Request
Locate every line below that contains the word "mentions" and copy it.

──────── Data shown

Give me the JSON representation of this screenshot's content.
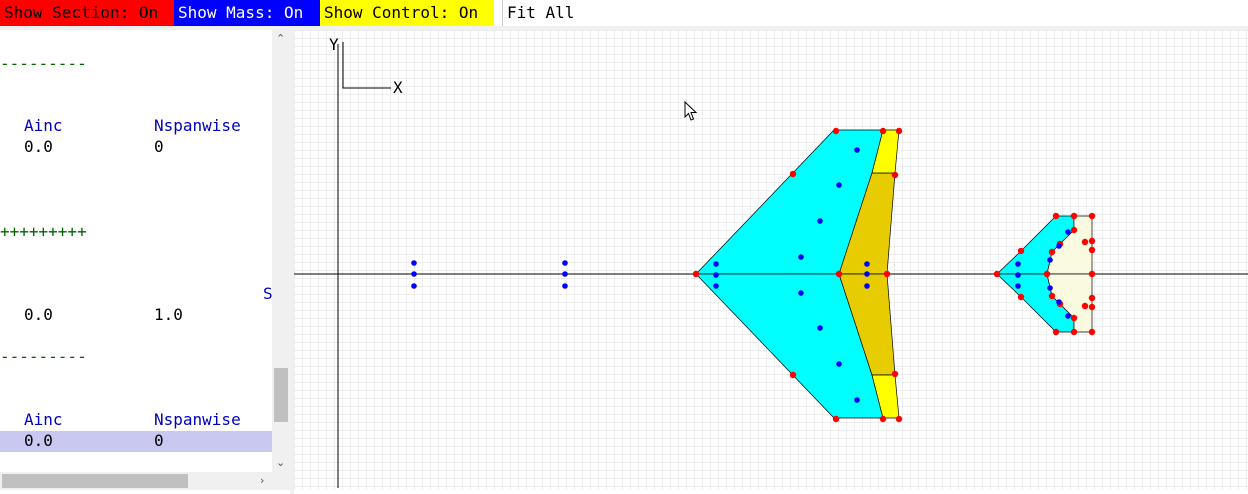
{
  "toolbar": {
    "show_section": "Show Section: On",
    "show_mass": "Show Mass: On",
    "show_control": "Show Control: On",
    "fit_all": "Fit All"
  },
  "left_panel": {
    "dash_line": "---------",
    "plus_line": "+++++++++",
    "header_ainc": "Ainc",
    "header_nspanwise": "Nspanwise",
    "row1_ainc": "0.0",
    "row1_nspanwise": "0",
    "row2_a": "0.0",
    "row2_b": "1.0",
    "partial_char": "S",
    "row3_ainc": "0.0",
    "row3_nspanwise": "0"
  },
  "axes": {
    "x_label": "X",
    "y_label": "Y"
  },
  "colors": {
    "section_on": "#ff0000",
    "mass_on": "#0000ff",
    "control_on": "#ffff00",
    "wing_fill": "#00ffff",
    "control_fill": "#ffff00",
    "control_fill_dark": "#e6cc00",
    "tail_control_fill": "#fafae0",
    "highlight_row": "#c8c8f0"
  },
  "icons": [
    "chevron-up-icon",
    "chevron-down-icon",
    "chevron-right-icon",
    "mouse-cursor-icon"
  ]
}
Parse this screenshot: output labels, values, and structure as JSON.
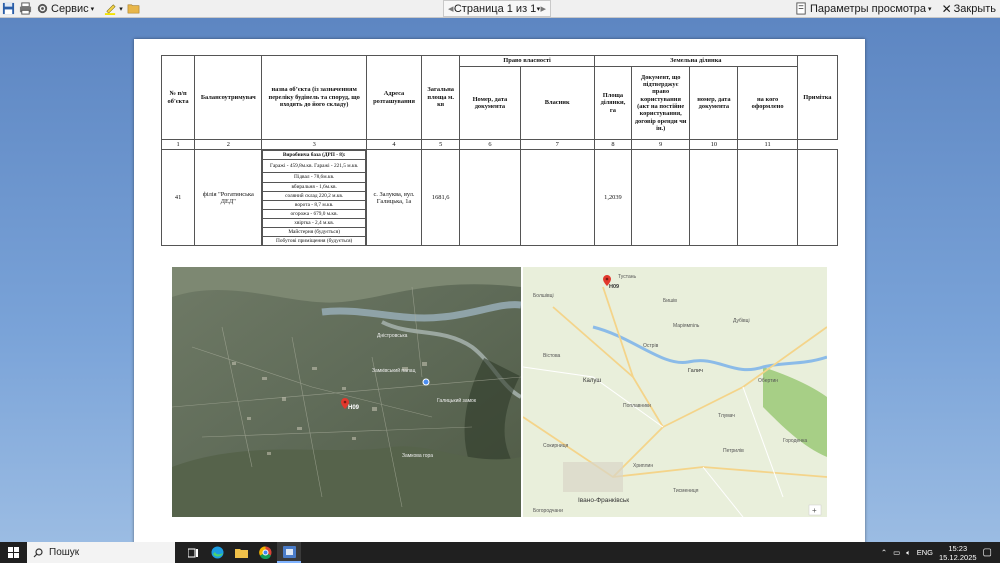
{
  "toolbar": {
    "service_label": "Сервис",
    "page_indicator": "Страница 1 из 1",
    "view_params_label": "Параметры просмотра",
    "close_label": "Закрыть"
  },
  "table": {
    "header": {
      "num": "№ п/п об'єкта",
      "holder": "Балансоутримувач",
      "name": "назва об’єкта (із зазначенням переліку будівель та споруд, що входять до його складу)",
      "address": "Адреса розташування",
      "area": "Загальна площа м. кв",
      "ownership_group": "Право власності",
      "own_doc": "Номер, дата документа",
      "owner": "Власник",
      "land_group": "Земельна ділянка",
      "land_area": "Площа ділянки, га",
      "land_doc": "Документ, що підтверджує право користування (акт на постійне користування, договір оренди чи ін.)",
      "land_doc_num": "номер, дата документа",
      "registered_to": "на кого оформлено",
      "note": "Примітка"
    },
    "col_numbers": [
      "1",
      "2",
      "3",
      "4",
      "5",
      "6",
      "7",
      "8",
      "9",
      "10",
      "11"
    ],
    "row": {
      "num": "41",
      "holder": "філія \"Рогатинська ДЕД\"",
      "objects_title": "Виробнича база (ДРП - 8):",
      "objects": [
        "Гаражі - 459,8м.кв. Гаражі - 221,5 м.кв.",
        "Підвал - 78,6м.кв.",
        "вбиральня - 1,6м.кв.",
        "соляний склад 220,2 м.кв.",
        "ворота - 8,7 м.кв.",
        "огорожа - 679,0 м.кв.",
        "хвіртка - 2,4 м.кв.",
        "Майстерня (будується)",
        "Побутові приміщення (будується)"
      ],
      "address": "с. Залуква, вул. Галицька, 1а",
      "area": "1681,6",
      "own_doc": "",
      "owner": "",
      "land_area": "1,2039",
      "land_doc": "",
      "land_doc_num": "",
      "registered_to": "",
      "note": ""
    }
  },
  "satellite_map": {
    "marker_label": "Н09",
    "labels": [
      "Дністровська",
      "Замківський палац",
      "Галицький замок",
      "Замкова гора"
    ]
  },
  "road_map": {
    "marker_label": "Н09",
    "cities": [
      "Тустань",
      "Бишів",
      "Болшівці",
      "Маріямпіль",
      "Калуш",
      "Вістова",
      "Острів",
      "Поплавники",
      "Галич",
      "Обертин",
      "Тлумач",
      "Городенка",
      "Івано-Франківськ",
      "Тисмениця",
      "Хриплин",
      "Богородчани",
      "Сокирниця",
      "Петрилів",
      "Дубівці"
    ],
    "zoom_label": "+"
  },
  "taskbar": {
    "search_label": "Пошук",
    "language": "ENG",
    "time": "15:23",
    "date": "15.12.2025"
  }
}
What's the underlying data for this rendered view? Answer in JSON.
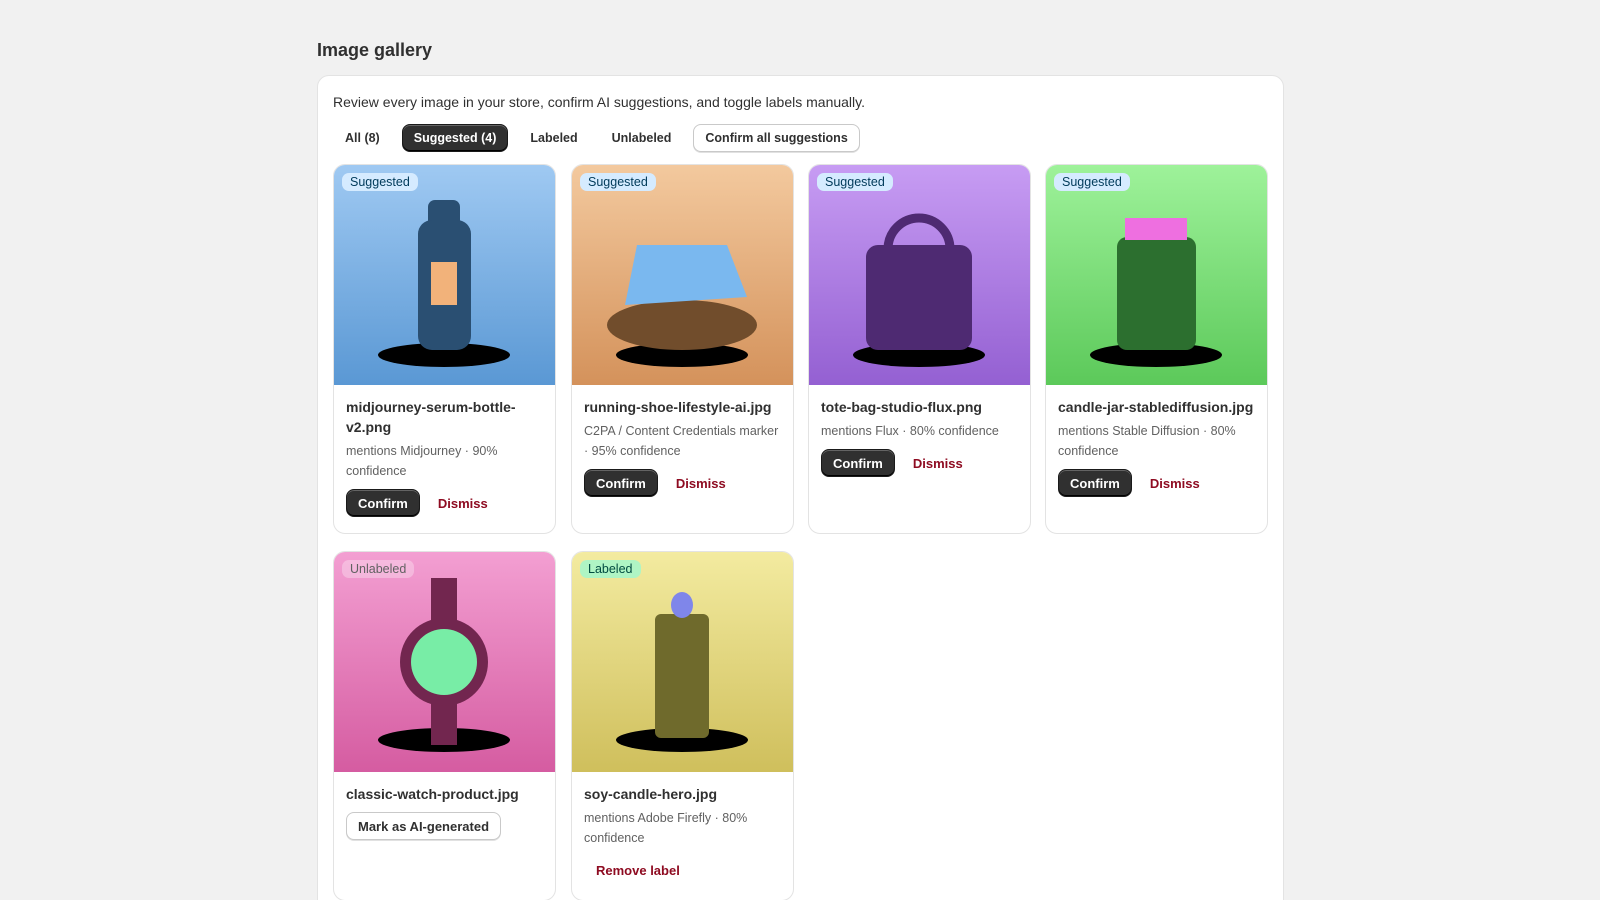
{
  "page": {
    "title": "Image gallery"
  },
  "panel": {
    "intro": "Review every image in your store, confirm AI suggestions, and toggle labels manually."
  },
  "tabs": {
    "all": "All (8)",
    "suggested": "Suggested (4)",
    "labeled": "Labeled",
    "unlabeled": "Unlabeled",
    "confirm_all": "Confirm all suggestions",
    "active": "suggested"
  },
  "colors": {
    "primary_button": "#303030",
    "critical_text": "#8e0b21",
    "suggested_badge": "#d5ebff",
    "labeled_badge": "#aff5c4"
  },
  "cards": [
    {
      "badge": "Suggested",
      "filename": "midjourney-serum-bottle-v2.png",
      "meta": "mentions Midjourney · 90% confidence",
      "confirm": "Confirm",
      "dismiss": "Dismiss",
      "image": "serum-bottle"
    },
    {
      "badge": "Suggested",
      "filename": "running-shoe-lifestyle-ai.jpg",
      "meta": "C2PA / Content Credentials marker · 95% confidence",
      "confirm": "Confirm",
      "dismiss": "Dismiss",
      "image": "running-shoe"
    },
    {
      "badge": "Suggested",
      "filename": "tote-bag-studio-flux.png",
      "meta": "mentions Flux · 80% confidence",
      "confirm": "Confirm",
      "dismiss": "Dismiss",
      "image": "tote-bag"
    },
    {
      "badge": "Suggested",
      "filename": "candle-jar-stablediffusion.jpg",
      "meta": "mentions Stable Diffusion · 80% confidence",
      "confirm": "Confirm",
      "dismiss": "Dismiss",
      "image": "candle-jar"
    },
    {
      "badge": "Unlabeled",
      "filename": "classic-watch-product.jpg",
      "mark": "Mark as AI-generated",
      "image": "watch"
    },
    {
      "badge": "Labeled",
      "filename": "soy-candle-hero.jpg",
      "meta": "mentions Adobe Firefly · 80% confidence",
      "remove": "Remove label",
      "image": "soy-candle"
    }
  ]
}
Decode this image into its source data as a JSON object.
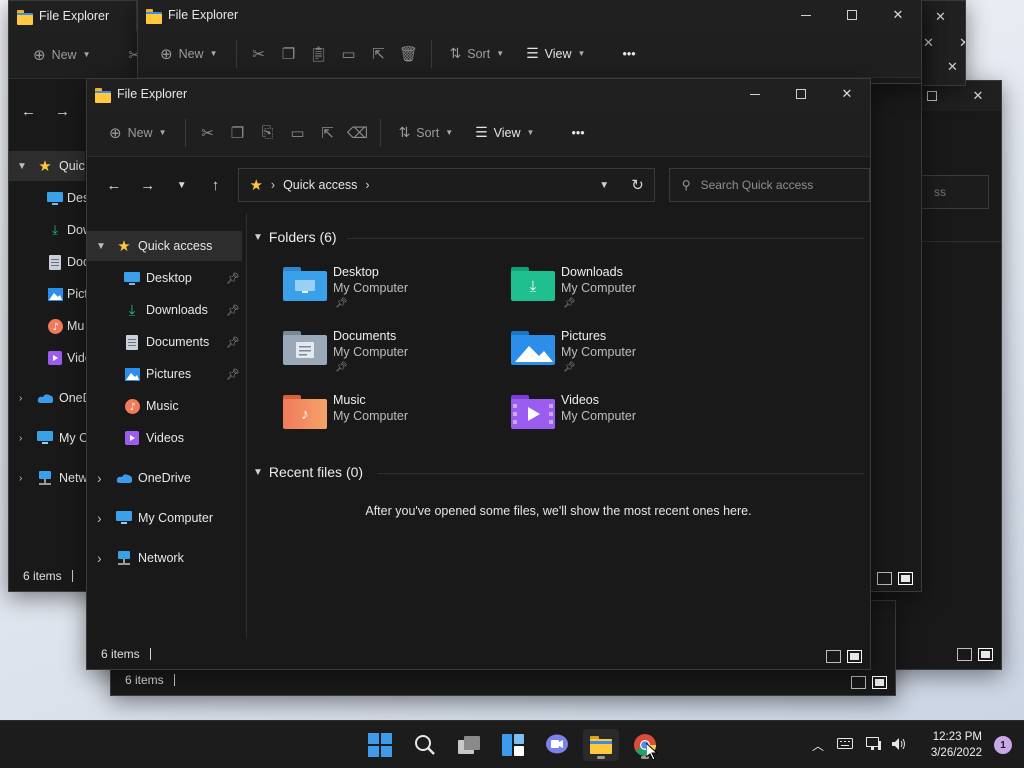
{
  "window": {
    "title": "File Explorer",
    "status_count": "6 items"
  },
  "toolbar": {
    "new_label": "New",
    "sort_label": "Sort",
    "view_label": "View",
    "more_label": "•••"
  },
  "address": {
    "location": "Quick access",
    "search_placeholder": "Search Quick access"
  },
  "sidebar": {
    "quick_access": "Quick access",
    "pinned": [
      {
        "label": "Desktop",
        "icon": "desktop-icon"
      },
      {
        "label": "Downloads",
        "icon": "download-icon"
      },
      {
        "label": "Documents",
        "icon": "document-icon"
      },
      {
        "label": "Pictures",
        "icon": "picture-icon"
      }
    ],
    "music": "Music",
    "videos": "Videos",
    "onedrive": "OneDrive",
    "my_computer": "My Computer",
    "network": "Network"
  },
  "bg_sidebar_partial": {
    "quick": "Quic",
    "desktop": "Desk",
    "downloads": "Dow",
    "documents": "Doc",
    "pictures": "Pict",
    "music": "Mu",
    "videos": "Vide",
    "onedrive": "OneD",
    "computer": "My C",
    "network": "Netw"
  },
  "folders": {
    "header": "Folders (6)",
    "items": [
      {
        "name": "Desktop",
        "location": "My Computer",
        "pinned": true,
        "color": "#3aa0e8"
      },
      {
        "name": "Downloads",
        "location": "My Computer",
        "pinned": true,
        "color": "#1fbf8f"
      },
      {
        "name": "Documents",
        "location": "My Computer",
        "pinned": true,
        "color": "#9aa8b8"
      },
      {
        "name": "Pictures",
        "location": "My Computer",
        "pinned": true,
        "color": "#2b8ee8"
      },
      {
        "name": "Music",
        "location": "My Computer",
        "pinned": false,
        "color": "#f07a5a"
      },
      {
        "name": "Videos",
        "location": "My Computer",
        "pinned": false,
        "color": "#9b5cf0"
      }
    ]
  },
  "recent": {
    "header": "Recent files (0)",
    "empty_message": "After you've opened some files, we'll show the most recent ones here."
  },
  "search_partial": "ss",
  "taskbar": {
    "time": "12:23 PM",
    "date": "3/26/2022",
    "notifications": "1"
  },
  "colors": {
    "window_bg": "#191919",
    "folder_yellow": "#ffc83d",
    "accent": "#3d8de6"
  }
}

────────────────

Task solution
      "meta": "mentions Midjourney · 90% confidence",
      "meta": "mentions Flux · 80% confidence",
      "meta": "mentions Stable Diffusion · 80% confidence",
      "meta": "mentions Adobe Firefly · 80% confidence",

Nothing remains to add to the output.